-- Short problem --
Lift out all lines below that contain "ROSA".

-- Records shown --
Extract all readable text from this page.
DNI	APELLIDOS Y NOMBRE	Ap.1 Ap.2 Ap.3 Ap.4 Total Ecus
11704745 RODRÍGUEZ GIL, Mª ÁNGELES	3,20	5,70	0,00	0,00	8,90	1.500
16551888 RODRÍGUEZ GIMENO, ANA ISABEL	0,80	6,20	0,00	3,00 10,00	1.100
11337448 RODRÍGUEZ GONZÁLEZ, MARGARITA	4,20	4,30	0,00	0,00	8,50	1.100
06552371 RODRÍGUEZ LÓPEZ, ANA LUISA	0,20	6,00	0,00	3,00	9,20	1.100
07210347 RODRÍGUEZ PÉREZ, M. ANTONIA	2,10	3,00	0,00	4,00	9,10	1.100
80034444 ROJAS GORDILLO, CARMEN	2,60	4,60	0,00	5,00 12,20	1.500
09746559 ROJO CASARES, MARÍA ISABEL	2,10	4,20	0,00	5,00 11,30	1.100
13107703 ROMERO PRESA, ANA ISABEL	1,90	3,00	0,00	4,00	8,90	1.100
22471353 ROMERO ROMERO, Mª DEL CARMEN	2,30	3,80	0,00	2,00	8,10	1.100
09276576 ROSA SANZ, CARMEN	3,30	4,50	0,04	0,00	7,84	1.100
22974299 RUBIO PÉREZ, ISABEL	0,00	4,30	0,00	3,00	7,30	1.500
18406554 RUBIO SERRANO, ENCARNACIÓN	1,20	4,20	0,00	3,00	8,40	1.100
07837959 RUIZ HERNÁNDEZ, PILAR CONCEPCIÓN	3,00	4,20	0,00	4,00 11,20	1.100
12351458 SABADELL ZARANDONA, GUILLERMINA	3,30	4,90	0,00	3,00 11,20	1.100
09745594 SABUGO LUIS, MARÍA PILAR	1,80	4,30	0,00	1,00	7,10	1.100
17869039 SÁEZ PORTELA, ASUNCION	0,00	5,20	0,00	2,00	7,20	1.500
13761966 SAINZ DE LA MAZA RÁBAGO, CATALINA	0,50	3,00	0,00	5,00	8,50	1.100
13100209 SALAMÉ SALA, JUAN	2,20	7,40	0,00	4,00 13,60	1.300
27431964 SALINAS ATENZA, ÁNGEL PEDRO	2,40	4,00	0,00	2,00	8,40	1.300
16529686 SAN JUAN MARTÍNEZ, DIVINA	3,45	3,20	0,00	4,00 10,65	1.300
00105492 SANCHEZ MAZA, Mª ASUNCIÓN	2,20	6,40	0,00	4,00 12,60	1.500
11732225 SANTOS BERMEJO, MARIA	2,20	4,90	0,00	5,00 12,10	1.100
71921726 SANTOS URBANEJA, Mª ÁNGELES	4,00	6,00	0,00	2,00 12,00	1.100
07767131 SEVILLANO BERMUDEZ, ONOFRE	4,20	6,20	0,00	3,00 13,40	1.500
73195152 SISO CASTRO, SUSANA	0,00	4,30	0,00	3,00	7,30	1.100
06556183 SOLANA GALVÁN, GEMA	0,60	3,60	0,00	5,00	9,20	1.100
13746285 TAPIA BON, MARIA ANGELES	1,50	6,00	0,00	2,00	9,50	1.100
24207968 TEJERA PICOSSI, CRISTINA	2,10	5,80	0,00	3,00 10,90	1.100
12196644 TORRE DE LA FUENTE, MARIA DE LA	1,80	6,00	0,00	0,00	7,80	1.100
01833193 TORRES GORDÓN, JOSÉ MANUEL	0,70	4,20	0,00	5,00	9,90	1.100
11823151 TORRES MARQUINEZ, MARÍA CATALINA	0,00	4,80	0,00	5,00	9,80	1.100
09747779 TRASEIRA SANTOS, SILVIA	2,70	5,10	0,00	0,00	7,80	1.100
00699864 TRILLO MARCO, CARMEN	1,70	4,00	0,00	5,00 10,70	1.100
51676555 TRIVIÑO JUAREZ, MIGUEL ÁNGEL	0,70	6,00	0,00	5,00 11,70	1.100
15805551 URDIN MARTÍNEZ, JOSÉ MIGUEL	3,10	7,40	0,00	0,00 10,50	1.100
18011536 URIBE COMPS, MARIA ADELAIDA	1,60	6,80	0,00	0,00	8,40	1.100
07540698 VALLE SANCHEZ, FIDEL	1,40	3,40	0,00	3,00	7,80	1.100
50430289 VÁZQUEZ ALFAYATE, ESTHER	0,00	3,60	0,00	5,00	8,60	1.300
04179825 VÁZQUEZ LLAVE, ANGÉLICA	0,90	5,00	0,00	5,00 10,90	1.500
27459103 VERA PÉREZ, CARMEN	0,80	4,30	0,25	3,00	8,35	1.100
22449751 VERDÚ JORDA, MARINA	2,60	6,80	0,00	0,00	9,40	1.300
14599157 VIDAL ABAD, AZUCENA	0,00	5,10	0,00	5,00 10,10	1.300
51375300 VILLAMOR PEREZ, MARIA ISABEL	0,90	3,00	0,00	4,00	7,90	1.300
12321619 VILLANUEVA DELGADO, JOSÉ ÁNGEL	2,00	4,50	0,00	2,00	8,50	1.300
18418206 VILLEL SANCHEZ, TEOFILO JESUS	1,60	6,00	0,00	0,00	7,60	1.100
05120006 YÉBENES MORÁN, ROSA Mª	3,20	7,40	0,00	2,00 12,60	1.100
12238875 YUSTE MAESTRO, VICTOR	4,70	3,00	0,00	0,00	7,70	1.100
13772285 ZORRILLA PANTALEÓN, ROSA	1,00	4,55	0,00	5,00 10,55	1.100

-- Right answer --
09276576 ROSA SANZ, CARMEN	3,30	4,50	0,04	0,00	7,84	1.100
05120006 YÉBENES MORÁN, ROSA Mª	3,20	7,40	0,00	2,00 12,60	1.100
13772285 ZORRILLA PANTALEÓN, ROSA	1,00	4,55	0,00	5,00 10,55	1.100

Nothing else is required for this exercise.